**WHAT TO DO**:
Reproduce the material in full, exactly as written.

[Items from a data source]
::::

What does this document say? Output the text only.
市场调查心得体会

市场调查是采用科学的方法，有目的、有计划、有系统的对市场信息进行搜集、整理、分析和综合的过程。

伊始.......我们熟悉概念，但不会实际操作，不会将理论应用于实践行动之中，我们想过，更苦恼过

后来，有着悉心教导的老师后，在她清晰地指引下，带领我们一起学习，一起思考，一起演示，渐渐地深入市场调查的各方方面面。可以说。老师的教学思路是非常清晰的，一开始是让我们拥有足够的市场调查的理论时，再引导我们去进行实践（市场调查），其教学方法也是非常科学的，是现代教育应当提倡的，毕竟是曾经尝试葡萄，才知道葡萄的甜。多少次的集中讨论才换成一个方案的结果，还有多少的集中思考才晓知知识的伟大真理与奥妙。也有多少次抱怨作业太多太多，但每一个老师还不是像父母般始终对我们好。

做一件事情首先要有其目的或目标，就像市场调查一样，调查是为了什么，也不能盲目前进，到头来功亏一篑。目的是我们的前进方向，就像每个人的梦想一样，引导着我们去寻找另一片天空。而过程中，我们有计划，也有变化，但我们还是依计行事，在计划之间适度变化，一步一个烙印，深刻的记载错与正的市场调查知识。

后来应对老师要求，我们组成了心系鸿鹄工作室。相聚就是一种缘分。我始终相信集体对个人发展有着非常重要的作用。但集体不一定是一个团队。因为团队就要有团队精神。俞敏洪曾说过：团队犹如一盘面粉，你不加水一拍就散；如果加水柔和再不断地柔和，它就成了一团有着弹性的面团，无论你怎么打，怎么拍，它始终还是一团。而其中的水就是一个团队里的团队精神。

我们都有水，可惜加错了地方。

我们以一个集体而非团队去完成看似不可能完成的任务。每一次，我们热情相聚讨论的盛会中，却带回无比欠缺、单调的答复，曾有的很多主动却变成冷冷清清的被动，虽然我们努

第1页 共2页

::::

**COMPLETE ANSWER**:
What does this document say? Output the text only.
市场调查心得体会

市场调查是采用科学的方法，有目的、有计划、有系统的对市场信息进行搜集、整理、分析和综合的过程。

伊始.......我们熟悉概念，但不会实际操作，不会将理论应用于实践行动之中，我们想过，更苦恼过

后来，有着悉心教导的老师后，在她清晰地指引下，带领我们一起学习，一起思考，一起演示，渐渐地深入市场调查的各方方面面。可以说。老师的教学思路是非常清晰的，一开始是让我们拥有足够的市场调查的理论时，再引导我们去进行实践（市场调查），其教学方法也是非常科学的，是现代教育应当提倡的，毕竟是曾经尝试葡萄，才知道葡萄的甜。多少次的集中讨论才换成一个方案的结果，还有多少的集中思考才晓知知识的伟大真理与奥妙。也有多少次抱怨作业太多太多，但每一个老师还不是像父母般始终对我们好。

做一件事情首先要有其目的或目标，就像市场调查一样，调查是为了什么，也不能盲目前进，到头来功亏一篑。目的是我们的前进方向，就像每个人的梦想一样，引导着我们去寻找另一片天空。而过程中，我们有计划，也有变化，但我们还是依计行事，在计划之间适度变化，一步一个烙印，深刻的记载错与正的市场调查知识。

后来应对老师要求，我们组成了心系鸿鹄工作室。相聚就是一种缘分。我始终相信集体对个人发展有着非常重要的作用。但集体不一定是一个团队。因为团队就要有团队精神。俞敏洪曾说过：团队犹如一盘面粉，你不加水一拍就散；如果加水柔和再不断地柔和，它就成了一团有着弹性的面团，无论你怎么打，怎么拍，它始终还是一团。而其中的水就是一个团队里的团队精神。

我们都有水，可惜加错了地方。

我们以一个集体而非团队去完成看似不可能完成的任务。每一次，我们热情相聚讨论的盛会中，却带回无比欠缺、单调的答复，曾有的很多主动却变成冷冷清清的被动，虽然我们努

第1页 共2页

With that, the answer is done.